Tally each line where the word "Silbereinzug" occurs, then give only the total.

(Data records)
○ ○ ○ ○
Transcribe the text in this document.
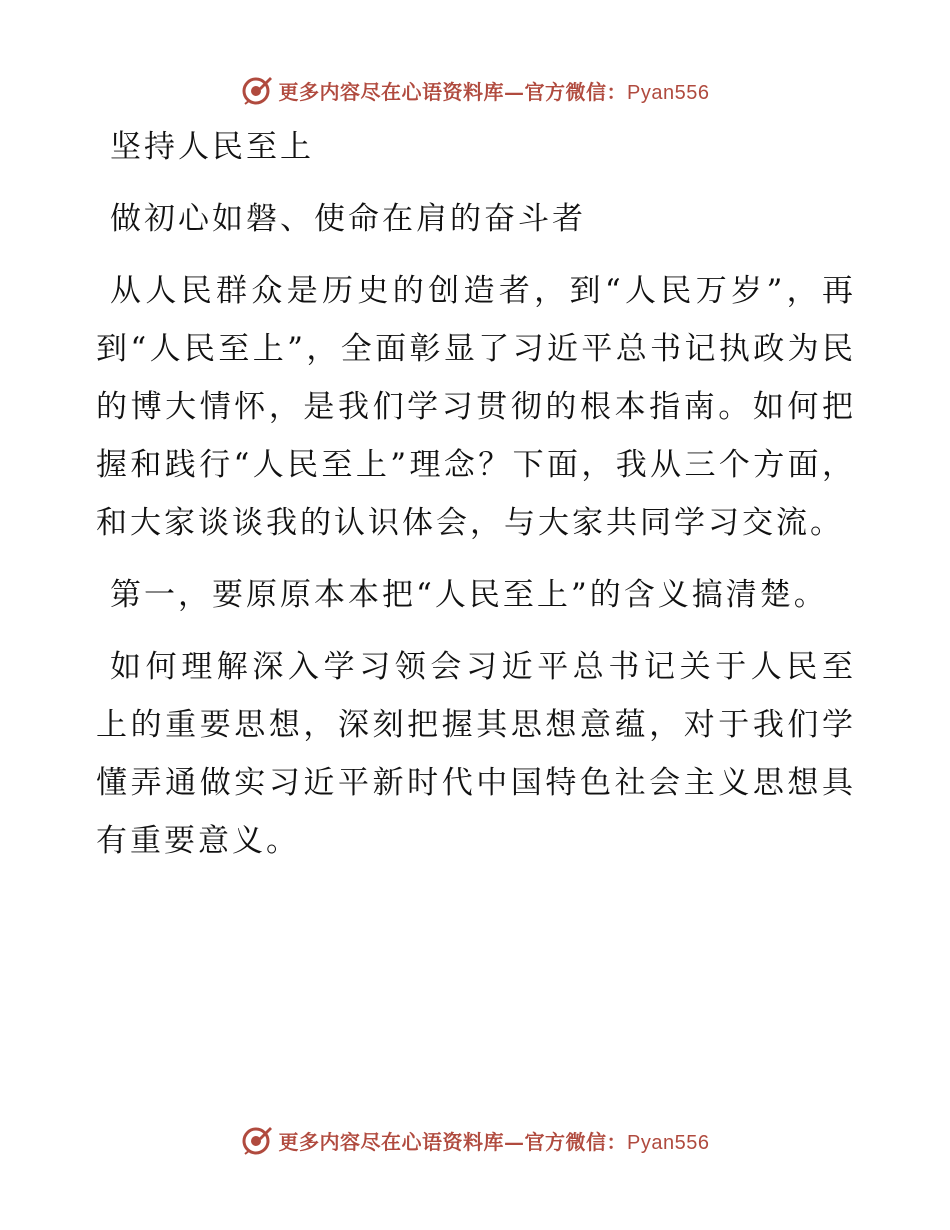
更多内容尽在心语资料库—官方微信：Pyan556

坚持人民至上

做初心如磐、使命在肩的奋斗者

从人民群众是历史的创造者，到“人民万岁”，再到“人民至上”，全面彰显了习近平总书记执政为民的博大情怀，是我们学习贯彻的根本指南。如何把握和践行“人民至上”理念？下面，我从三个方面，和大家谈谈我的认识体会，与大家共同学习交流。

第一，要原原本本把“人民至上”的含义搞清楚。

如何理解深入学习领会习近平总书记关于人民至上的重要思想，深刻把握其思想意蕴，对于我们学懂弄通做实习近平新时代中国特色社会主义思想具有重要意义。

更多内容尽在心语资料库—官方微信：Pyan556
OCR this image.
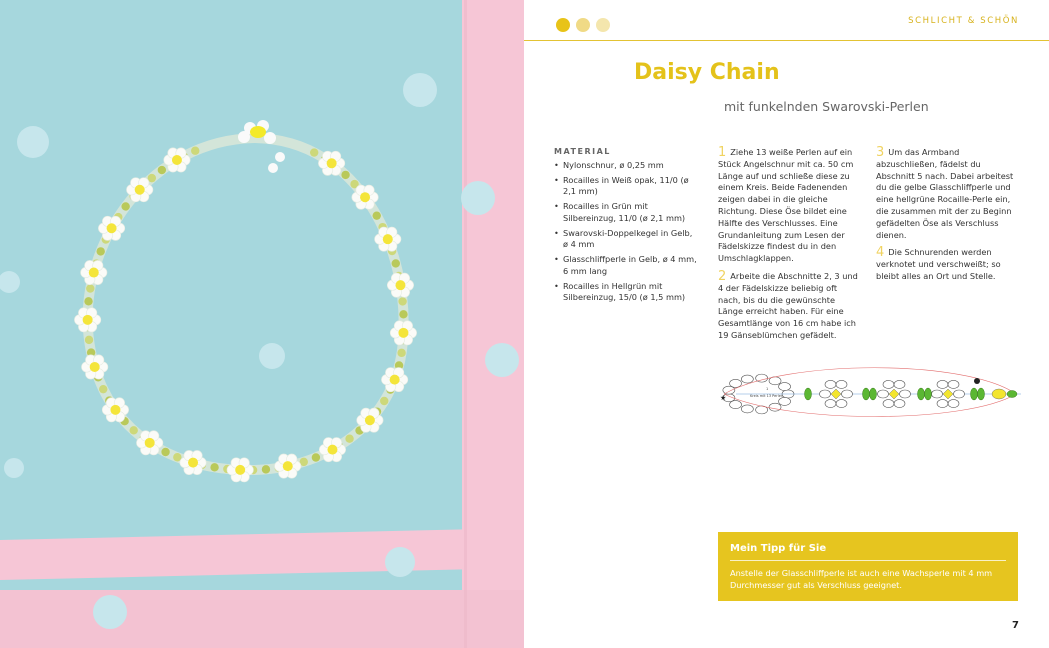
SCHLICHT & SCHÖN
Daisy Chain
mit funkelnden Swarovski-Perlen
MATERIAL
• Nylonschnur, ø 0,25 mm
• Rocailles in Weiß opak, 11/0 (ø 2,1 mm)
• Rocailles in Grün mit Silbereinzug, 11/0 (ø 2,1 mm)
• Swarovski-Doppelkegel in Gelb, ø 4 mm
• Glasschliffperle in Gelb, ø 4 mm, 6 mm lang
• Rocailles in Hellgrün mit Silbereinzug, 15/0 (ø 1,5 mm)

1 Ziehe 13 weiße Perlen auf ein Stück Angelschnur mit ca. 50 cm Länge auf und schließe diese zu einem Kreis. Beide Fadenenden zeigen dabei in die gleiche Richtung. Diese Öse bildet eine Hälfte des Verschlusses. Eine Grundanleitung zum Lesen der Fädelskizze findest du in den Umschlagklappen.

2 Arbeite die Abschnitte 2, 3 und 4 der Fädelskizze beliebig oft nach, bis du die gewünschte Länge erreicht haben. Für eine Gesamtlänge von 16 cm habe ich 19 Gänseblümchen gefädelt.

3 Um das Armband abzuschließen, fädelst du Abschnitt 5 nach. Dabei arbeitest du die gelbe Glasschliffperle und eine hellgrüne Rocaille-Perle ein, die zusammen mit der zu Beginn gefädelten Öse als Verschluss dienen.

4 Die Schnurenden werden verknotet und verschweißt; so bleibt alles an Ort und Stelle.

★
1
Kreis mit 13 Perlen
Mein Tipp für Sie
Anstelle der Glasschliffperle ist auch eine Wachsperle mit 4 mm Durchmesser gut als Verschluss geeignet.
7
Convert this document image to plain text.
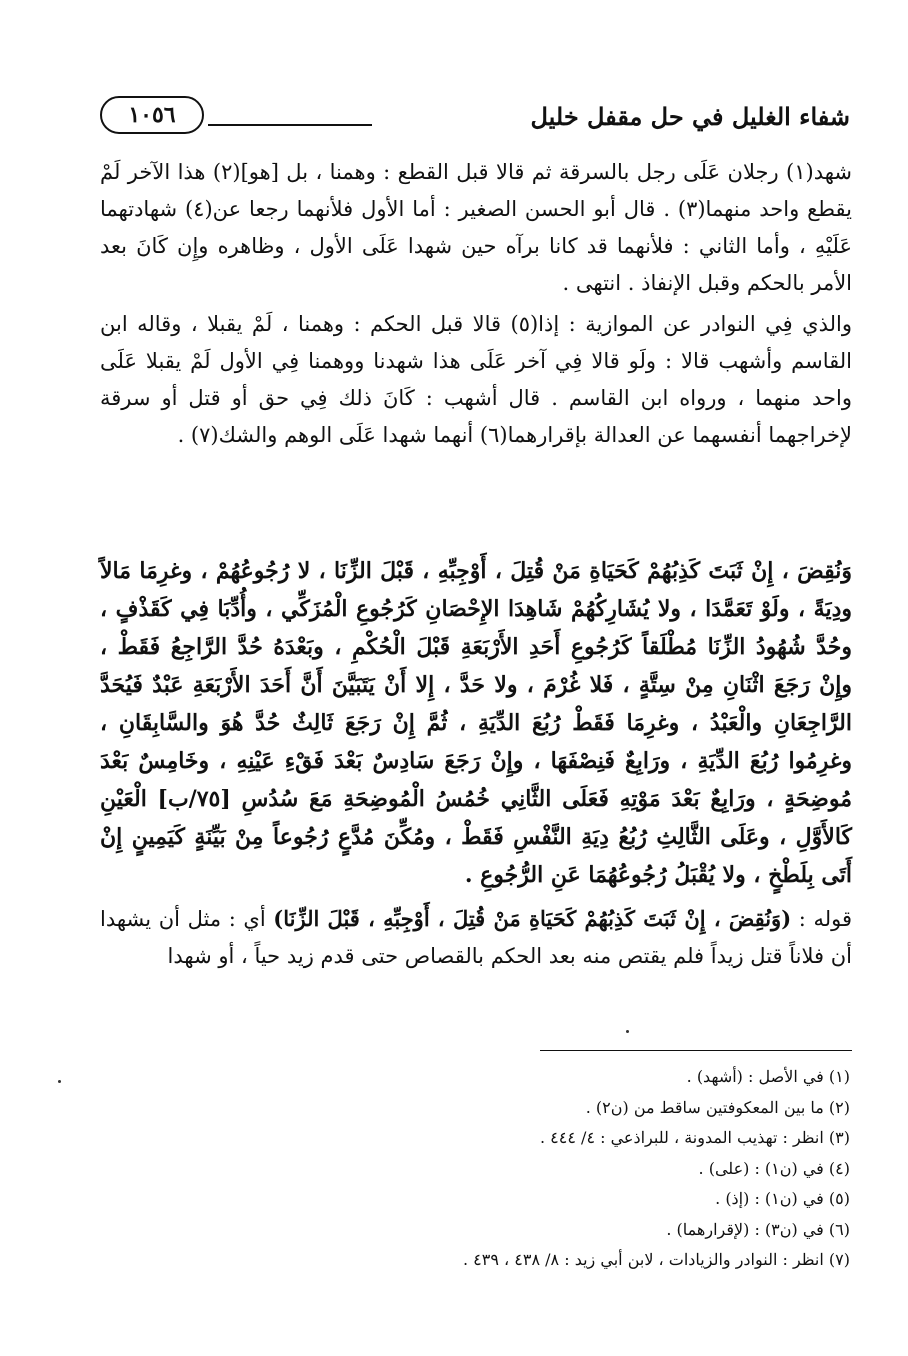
شفاء الغليل في حل مقفل خليل
١٠٥٦

شهد(١) رجلان عَلَى رجل بالسرقة ثم قالا قبل القطع : وهمنا ، بل [هو](٢) هذا الآخر لَمْ يقطع واحد منهما(٣) . قال أبو الحسن الصغير : أما الأول فلأنهما رجعا عن(٤) شهادتهما عَلَيْهِ ، وأما الثاني : فلأنهما قد كانا برآه حين شهدا عَلَى الأول ، وظاهره وإِن كَانَ بعد الأمر بالحكم وقبل الإنفاذ . انتهى .

والذي فِي النوادر عن الموازية : إذا(٥) قالا قبل الحكم : وهمنا ، لَمْ يقبلا ، وقاله ابن القاسم وأشهب قالا : ولَو قالا فِي آخر عَلَى هذا شهدنا ووهمنا فِي الأول لَمْ يقبلا عَلَى واحد منهما ، ورواه ابن القاسم . قال أشهب : كَانَ ذلك فِي حق أو قتل أو سرقة لإخراجهما أنفسهما عن العدالة بإقرارهما(٦) أنهما شهدا عَلَى الوهم والشك(٧) .

وَنُقِضَ ، إِنْ ثَبَتَ كَذِبُهُمْ كَحَيَاةِ مَنْ قُتِلَ ، أَوْجِبِّهِ ، قَبْلَ الزِّنَا ، لا رُجُوعُهُمْ ، وغرِمَا مَالاً ودِيَةً ، ولَوْ تَعَمَّدَا ، ولا يُشَارِكُهُمْ شَاهِدَا الإِحْصَانِ كَرُجُوعِ الْمُزَكِّي ، وأُدِّبَا فِي كَقَذْفٍ ، وحُدَّ شُهُودُ الزِّنَا مُطْلَقاً كَرُجُوعِ أَحَدِ الأَرْبَعَةِ قَبْلَ الْحُكْمِ ، وبَعْدَهُ حُدَّ الرَّاجِعُ فَقَطْ ، وإِنْ رَجَعَ اثْنَانِ مِنْ سِتَّةٍ ، فَلا غُرْمَ ، ولا حَدَّ ، إِلا أَنْ يَتَبَيَّنَ أَنَّ أَحَدَ الأَرْبَعَةِ عَبْدٌ فَيُحَدَّ الرَّاجِعَانِ والْعَبْدُ ، وغرِمَا فَقَطْ رُبُعَ الدِّيَةِ ، ثُمَّ إِنْ رَجَعَ ثَالِثٌ حُدَّ هُوَ والسَّابِقَانِ ، وغرِمُوا رُبُعَ الدِّيَةِ ، ورَابِعٌ فَنِصْفَهَا ، وإِنْ رَجَعَ سَادِسٌ بَعْدَ فَقْءِ عَيْنِهِ ، وخَامِسٌ بَعْدَ مُوضِحَةٍ ، ورَابِعٌ بَعْدَ مَوْتِهِ فَعَلَى الثَّانِي خُمُسُ الْمُوضِحَةِ مَعَ سُدُسِ [٧٥/ب] الْعَيْنِ كَالأَوَّلِ ، وعَلَى الثَّالِثِ رُبُعُ دِيَةِ النَّفْسِ فَقَطْ ، ومُكِّنَ مُدَّعٍ رُجُوعاً مِنْ بَيِّنَةٍ كَيَمِينٍ إِنْ أَتَى بِلَطْخٍ ، ولا يُقْبَلُ رُجُوعُهُمَا عَنِ الرُّجُوعِ .

قوله : (وَنُقِضَ ، إِنْ ثَبَتَ كَذِبُهُمْ كَحَيَاةِ مَنْ قُتِلَ ، أَوْجِبِّهِ ، قَبْلَ الزِّنَا) أي : مثل أن يشهدا أن فلاناً قتل زيداً فلم يقتص منه بعد الحكم بالقصاص حتى قدم زيد حياً ، أو شهدا

(١) في الأصل : (أشهد) .

(٢) ما بين المعكوفتين ساقط من (ن٢) .

(٣) انظر : تهذيب المدونة ، للبراذعي : ٤/ ٤٤٤ .

(٤) في (ن١) : (على) .

(٥) في (ن١) : (إذ) .

(٦) في (ن٣) : (لإقرارهما) .

(٧) انظر : النوادر والزيادات ، لابن أبي زيد : ٨/ ٤٣٨ ، ٤٣٩ .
○ ○ ○ ○
§ **RESPONSE**
2